Below are some records; retype all of them exactly.

[Stored items]
==*==

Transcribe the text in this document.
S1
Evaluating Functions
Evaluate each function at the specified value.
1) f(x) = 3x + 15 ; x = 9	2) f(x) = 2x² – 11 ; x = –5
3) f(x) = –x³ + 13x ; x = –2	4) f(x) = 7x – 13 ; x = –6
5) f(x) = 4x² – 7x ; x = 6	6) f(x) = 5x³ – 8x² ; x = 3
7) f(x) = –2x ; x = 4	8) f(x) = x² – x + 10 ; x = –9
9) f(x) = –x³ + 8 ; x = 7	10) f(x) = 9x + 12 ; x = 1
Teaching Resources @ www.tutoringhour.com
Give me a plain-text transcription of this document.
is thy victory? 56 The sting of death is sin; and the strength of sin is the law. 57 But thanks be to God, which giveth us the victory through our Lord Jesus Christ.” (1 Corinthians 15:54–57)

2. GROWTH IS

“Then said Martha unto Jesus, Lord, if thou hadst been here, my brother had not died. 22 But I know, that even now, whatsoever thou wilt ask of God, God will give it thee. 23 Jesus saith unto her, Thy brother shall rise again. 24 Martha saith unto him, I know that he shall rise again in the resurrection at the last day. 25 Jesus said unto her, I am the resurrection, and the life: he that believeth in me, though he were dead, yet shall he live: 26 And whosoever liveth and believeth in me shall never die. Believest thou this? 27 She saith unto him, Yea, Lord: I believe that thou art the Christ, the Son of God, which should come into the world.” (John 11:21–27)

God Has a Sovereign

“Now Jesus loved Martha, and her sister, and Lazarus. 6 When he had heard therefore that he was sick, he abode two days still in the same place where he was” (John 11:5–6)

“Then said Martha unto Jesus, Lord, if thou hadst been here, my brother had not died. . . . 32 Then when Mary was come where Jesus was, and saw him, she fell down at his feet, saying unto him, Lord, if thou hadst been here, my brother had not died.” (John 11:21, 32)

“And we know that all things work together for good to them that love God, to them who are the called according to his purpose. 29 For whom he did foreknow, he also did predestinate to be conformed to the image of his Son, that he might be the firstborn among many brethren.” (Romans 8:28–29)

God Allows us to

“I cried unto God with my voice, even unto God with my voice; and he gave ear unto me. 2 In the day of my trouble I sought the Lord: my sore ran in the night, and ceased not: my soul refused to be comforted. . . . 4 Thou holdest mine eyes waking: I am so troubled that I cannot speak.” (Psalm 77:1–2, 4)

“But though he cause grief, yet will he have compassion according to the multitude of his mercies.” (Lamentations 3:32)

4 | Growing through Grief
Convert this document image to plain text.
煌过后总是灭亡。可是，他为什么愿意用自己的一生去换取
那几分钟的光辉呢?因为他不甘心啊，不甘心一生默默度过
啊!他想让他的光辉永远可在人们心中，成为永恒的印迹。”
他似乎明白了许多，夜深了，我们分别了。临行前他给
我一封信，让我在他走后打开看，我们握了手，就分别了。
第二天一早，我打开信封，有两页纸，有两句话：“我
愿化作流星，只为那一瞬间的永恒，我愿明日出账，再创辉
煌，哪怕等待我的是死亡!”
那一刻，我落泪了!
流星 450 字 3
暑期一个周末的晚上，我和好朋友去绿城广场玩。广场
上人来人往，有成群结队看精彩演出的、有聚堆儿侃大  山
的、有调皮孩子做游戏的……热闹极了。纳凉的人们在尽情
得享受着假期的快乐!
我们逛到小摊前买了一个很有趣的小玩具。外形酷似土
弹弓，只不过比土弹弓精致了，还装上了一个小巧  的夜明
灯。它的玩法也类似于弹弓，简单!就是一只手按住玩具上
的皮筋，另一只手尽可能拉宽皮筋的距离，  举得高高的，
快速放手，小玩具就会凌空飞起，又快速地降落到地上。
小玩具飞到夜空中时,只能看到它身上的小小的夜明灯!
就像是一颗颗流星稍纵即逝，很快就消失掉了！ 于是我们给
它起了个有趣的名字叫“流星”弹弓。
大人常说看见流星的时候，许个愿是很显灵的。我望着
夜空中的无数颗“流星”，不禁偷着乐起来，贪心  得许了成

==*==

Completed task:
Transcribe the text in this document.
S1
Evaluating Functions
Evaluate each function at the specified value.
1) f(x) = 3x + 15 ; x = 9	2) f(x) = 2x² – 11 ; x = –5
3) f(x) = –x³ + 13x ; x = –2	4) f(x) = 7x – 13 ; x = –6
5) f(x) = 4x² – 7x ; x = 6	6) f(x) = 5x³ – 8x² ; x = 3
7) f(x) = –2x ; x = 4	8) f(x) = x² – x + 10 ; x = –9
9) f(x) = –x³ + 8 ; x = 7	10) f(x) = 9x + 12 ; x = 1
Teaching Resources @ www.tutoringhour.com
Give me a plain-text transcription of this document.
is thy victory? 56 The sting of death is sin; and the strength of sin is the law. 57 But thanks be to God, which giveth us the victory through our Lord Jesus Christ.” (1 Corinthians 15:54–57)

2. GROWTH IS

“Then said Martha unto Jesus, Lord, if thou hadst been here, my brother had not died. 22 But I know, that even now, whatsoever thou wilt ask of God, God will give it thee. 23 Jesus saith unto her, Thy brother shall rise again. 24 Martha saith unto him, I know that he shall rise again in the resurrection at the last day. 25 Jesus said unto her, I am the resurrection, and the life: he that believeth in me, though he were dead, yet shall he live: 26 And whosoever liveth and believeth in me shall never die. Believest thou this? 27 She saith unto him, Yea, Lord: I believe that thou art the Christ, the Son of God, which should come into the world.” (John 11:21–27)

God Has a Sovereign

“Now Jesus loved Martha, and her sister, and Lazarus. 6 When he had heard therefore that he was sick, he abode two days still in the same place where he was” (John 11:5–6)

“Then said Martha unto Jesus, Lord, if thou hadst been here, my brother had not died. . . . 32 Then when Mary was come where Jesus was, and saw him, she fell down at his feet, saying unto him, Lord, if thou hadst been here, my brother had not died.” (John 11:21, 32)

“And we know that all things work together for good to them that love God, to them who are the called according to his purpose. 29 For whom he did foreknow, he also did predestinate to be conformed to the image of his Son, that he might be the firstborn among many brethren.” (Romans 8:28–29)

God Allows us to

“I cried unto God with my voice, even unto God with my voice; and he gave ear unto me. 2 In the day of my trouble I sought the Lord: my sore ran in the night, and ceased not: my soul refused to be comforted. . . . 4 Thou holdest mine eyes waking: I am so troubled that I cannot speak.” (Psalm 77:1–2, 4)

“But though he cause grief, yet will he have compassion according to the multitude of his mercies.” (Lamentations 3:32)

4 | Growing through Grief
Convert this document image to plain text.
煌过后总是灭亡。可是，他为什么愿意用自己的一生去换取
那几分钟的光辉呢?因为他不甘心啊，不甘心一生默默度过
啊!他想让他的光辉永远可在人们心中，成为永恒的印迹。”
他似乎明白了许多，夜深了，我们分别了。临行前他给
我一封信，让我在他走后打开看，我们握了手，就分别了。
第二天一早，我打开信封，有两页纸，有两句话：“我
愿化作流星，只为那一瞬间的永恒，我愿明日出账，再创辉
煌，哪怕等待我的是死亡!”
那一刻，我落泪了!
流星 450 字 3
暑期一个周末的晚上，我和好朋友去绿城广场玩。广场
上人来人往，有成群结队看精彩演出的、有聚堆儿侃大  山
的、有调皮孩子做游戏的……热闹极了。纳凉的人们在尽情
得享受着假期的快乐!
我们逛到小摊前买了一个很有趣的小玩具。外形酷似土
弹弓，只不过比土弹弓精致了，还装上了一个小巧  的夜明
灯。它的玩法也类似于弹弓，简单!就是一只手按住玩具上
的皮筋，另一只手尽可能拉宽皮筋的距离，  举得高高的，
快速放手，小玩具就会凌空飞起，又快速地降落到地上。
小玩具飞到夜空中时,只能看到它身上的小小的夜明灯!
就像是一颗颗流星稍纵即逝，很快就消失掉了！ 于是我们给
它起了个有趣的名字叫“流星”弹弓。
大人常说看见流星的时候，许个愿是很显灵的。我望着
夜空中的无数颗“流星”，不禁偷着乐起来，贪心  得许了成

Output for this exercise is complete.